Aim: Every line of the material is to be quoted verbatim, minus the pictures.

Records for this exercise:
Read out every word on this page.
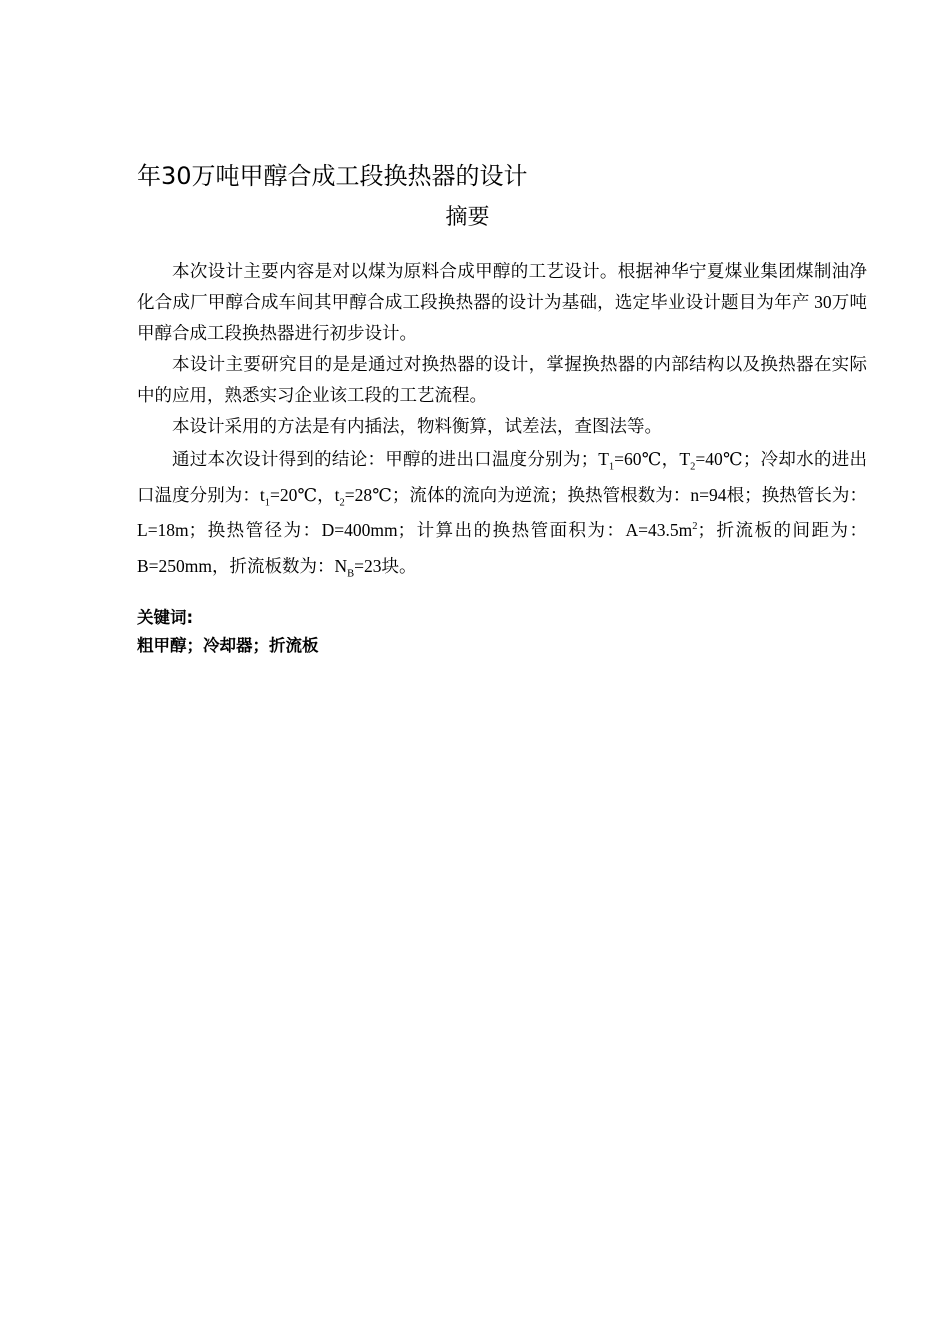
年30万吨甲醇合成工段换热器的设计
摘要

本次设计主要内容是对以煤为原料合成甲醇的工艺设计。根据神华宁夏煤业集团煤制油净化合成厂甲醇合成车间其甲醇合成工段换热器的设计为基础，选定毕业设计题目为年产 30万吨甲醇合成工段换热器进行初步设计。

本设计主要研究目的是是通过对换热器的设计，掌握换热器的内部结构以及换热器在实际中的应用，熟悉实习企业该工段的工艺流程。

本设计采用的方法是有内插法，物料衡算，试差法，查图法等。

通过本次设计得到的结论：甲醇的进出口温度分别为；$T_1=60℃$，$T_2=40℃$；冷却水的进出口温度分别为：$t_1=20℃$，$t_2=28℃$；流体的流向为逆流；换热管根数为：n=94根；换热管长为：L=18m；换热管径为：D=400mm；计算出的换热管面积为：$A=43.5m^2$；折流板的间距为：B=250mm，折流板数为：$N_B=23$块。

关键词:
粗甲醇；冷却器；折流板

Result of the exercise:
Read out every word on this page.
年30万吨甲醇合成工段换热器的设计
摘要

本次设计主要内容是对以煤为原料合成甲醇的工艺设计。根据神华宁夏煤业集团煤制油净化合成厂甲醇合成车间其甲醇合成工段换热器的设计为基础，选定毕业设计题目为年产 30万吨甲醇合成工段换热器进行初步设计。

本设计主要研究目的是是通过对换热器的设计，掌握换热器的内部结构以及换热器在实际中的应用，熟悉实习企业该工段的工艺流程。

本设计采用的方法是有内插法，物料衡算，试差法，查图法等。

通过本次设计得到的结论：甲醇的进出口温度分别为；$T_1=60℃$，$T_2=40℃$；冷却水的进出口温度分别为：$t_1=20℃$，$t_2=28℃$；流体的流向为逆流；换热管根数为：n=94根；换热管长为：L=18m；换热管径为：D=400mm；计算出的换热管面积为：$A=43.5m^2$；折流板的间距为：B=250mm，折流板数为：$N_B=23$块。

关键词:
粗甲醇；冷却器；折流板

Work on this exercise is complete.